• **Set problem**:
All of the material below is to be retyped exactly.

== == ==

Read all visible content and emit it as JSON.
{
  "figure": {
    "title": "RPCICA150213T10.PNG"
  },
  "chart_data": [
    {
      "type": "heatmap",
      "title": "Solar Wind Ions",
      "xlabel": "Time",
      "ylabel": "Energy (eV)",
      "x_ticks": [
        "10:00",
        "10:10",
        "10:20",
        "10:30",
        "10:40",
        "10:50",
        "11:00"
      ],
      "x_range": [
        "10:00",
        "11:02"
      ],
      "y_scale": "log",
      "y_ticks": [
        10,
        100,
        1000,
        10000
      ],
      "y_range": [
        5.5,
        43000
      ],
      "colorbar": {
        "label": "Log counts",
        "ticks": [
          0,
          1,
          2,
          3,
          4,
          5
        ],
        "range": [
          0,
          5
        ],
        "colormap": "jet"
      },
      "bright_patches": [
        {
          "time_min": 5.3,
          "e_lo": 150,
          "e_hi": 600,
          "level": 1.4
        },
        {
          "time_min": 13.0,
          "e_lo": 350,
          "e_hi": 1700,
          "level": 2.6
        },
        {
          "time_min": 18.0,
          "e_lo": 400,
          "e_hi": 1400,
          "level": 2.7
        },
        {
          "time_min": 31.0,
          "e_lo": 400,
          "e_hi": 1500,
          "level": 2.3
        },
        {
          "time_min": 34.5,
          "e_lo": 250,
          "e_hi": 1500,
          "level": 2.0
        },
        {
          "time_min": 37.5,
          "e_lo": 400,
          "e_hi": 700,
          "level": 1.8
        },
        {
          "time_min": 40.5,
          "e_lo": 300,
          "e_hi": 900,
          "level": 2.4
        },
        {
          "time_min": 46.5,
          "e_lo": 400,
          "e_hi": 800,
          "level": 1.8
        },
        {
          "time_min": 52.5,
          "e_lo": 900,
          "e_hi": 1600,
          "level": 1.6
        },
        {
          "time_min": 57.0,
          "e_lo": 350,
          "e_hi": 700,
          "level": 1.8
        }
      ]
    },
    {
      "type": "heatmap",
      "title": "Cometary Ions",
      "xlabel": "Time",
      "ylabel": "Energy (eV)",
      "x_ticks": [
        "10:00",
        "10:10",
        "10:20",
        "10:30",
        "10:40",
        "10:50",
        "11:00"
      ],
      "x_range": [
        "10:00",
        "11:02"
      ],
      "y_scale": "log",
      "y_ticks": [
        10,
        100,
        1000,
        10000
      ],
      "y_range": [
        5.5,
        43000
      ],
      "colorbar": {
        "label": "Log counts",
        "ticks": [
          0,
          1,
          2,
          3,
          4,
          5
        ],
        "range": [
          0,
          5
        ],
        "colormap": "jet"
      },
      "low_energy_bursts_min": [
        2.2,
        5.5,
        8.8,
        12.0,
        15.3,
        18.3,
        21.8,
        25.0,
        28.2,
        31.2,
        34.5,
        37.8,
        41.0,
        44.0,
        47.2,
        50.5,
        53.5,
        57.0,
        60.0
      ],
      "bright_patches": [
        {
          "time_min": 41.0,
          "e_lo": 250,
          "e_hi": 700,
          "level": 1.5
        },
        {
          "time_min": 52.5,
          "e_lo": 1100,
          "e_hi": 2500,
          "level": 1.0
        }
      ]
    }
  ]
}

== == ==

• **Final result**:
Read all visible content and emit it as JSON.
{
  "figure": {
    "title": "RPCICA150213T10.PNG"
  },
  "chart_data": [
    {
      "type": "heatmap",
      "title": "Solar Wind Ions",
      "xlabel": "Time",
      "ylabel": "Energy (eV)",
      "x_ticks": [
        "10:00",
        "10:10",
        "10:20",
        "10:30",
        "10:40",
        "10:50",
        "11:00"
      ],
      "x_range": [
        "10:00",
        "11:02"
      ],
      "y_scale": "log",
      "y_ticks": [
        10,
        100,
        1000,
        10000
      ],
      "y_range": [
        5.5,
        43000
      ],
      "colorbar": {
        "label": "Log counts",
        "ticks": [
          0,
          1,
          2,
          3,
          4,
          5
        ],
        "range": [
          0,
          5
        ],
        "colormap": "jet"
      },
      "bright_patches": [
        {
          "time_min": 5.3,
          "e_lo": 150,
          "e_hi": 600,
          "level": 1.4
        },
        {
          "time_min": 13.0,
          "e_lo": 350,
          "e_hi": 1700,
          "level": 2.6
        },
        {
          "time_min": 18.0,
          "e_lo": 400,
          "e_hi": 1400,
          "level": 2.7
        },
        {
          "time_min": 31.0,
          "e_lo": 400,
          "e_hi": 1500,
          "level": 2.3
        },
        {
          "time_min": 34.5,
          "e_lo": 250,
          "e_hi": 1500,
          "level": 2.0
        },
        {
          "time_min": 37.5,
          "e_lo": 400,
          "e_hi": 700,
          "level": 1.8
        },
        {
          "time_min": 40.5,
          "e_lo": 300,
          "e_hi": 900,
          "level": 2.4
        },
        {
          "time_min": 46.5,
          "e_lo": 400,
          "e_hi": 800,
          "level": 1.8
        },
        {
          "time_min": 52.5,
          "e_lo": 900,
          "e_hi": 1600,
          "level": 1.6
        },
        {
          "time_min": 57.0,
          "e_lo": 350,
          "e_hi": 700,
          "level": 1.8
        }
      ]
    },
    {
      "type": "heatmap",
      "title": "Cometary Ions",
      "xlabel": "Time",
      "ylabel": "Energy (eV)",
      "x_ticks": [
        "10:00",
        "10:10",
        "10:20",
        "10:30",
        "10:40",
        "10:50",
        "11:00"
      ],
      "x_range": [
        "10:00",
        "11:02"
      ],
      "y_scale": "log",
      "y_ticks": [
        10,
        100,
        1000,
        10000
      ],
      "y_range": [
        5.5,
        43000
      ],
      "colorbar": {
        "label": "Log counts",
        "ticks": [
          0,
          1,
          2,
          3,
          4,
          5
        ],
        "range": [
          0,
          5
        ],
        "colormap": "jet"
      },
      "low_energy_bursts_min": [
        2.2,
        5.5,
        8.8,
        12.0,
        15.3,
        18.3,
        21.8,
        25.0,
        28.2,
        31.2,
        34.5,
        37.8,
        41.0,
        44.0,
        47.2,
        50.5,
        53.5,
        57.0,
        60.0
      ],
      "bright_patches": [
        {
          "time_min": 41.0,
          "e_lo": 250,
          "e_hi": 700,
          "level": 1.5
        },
        {
          "time_min": 52.5,
          "e_lo": 1100,
          "e_hi": 2500,
          "level": 1.0
        }
      ]
    }
  ]
}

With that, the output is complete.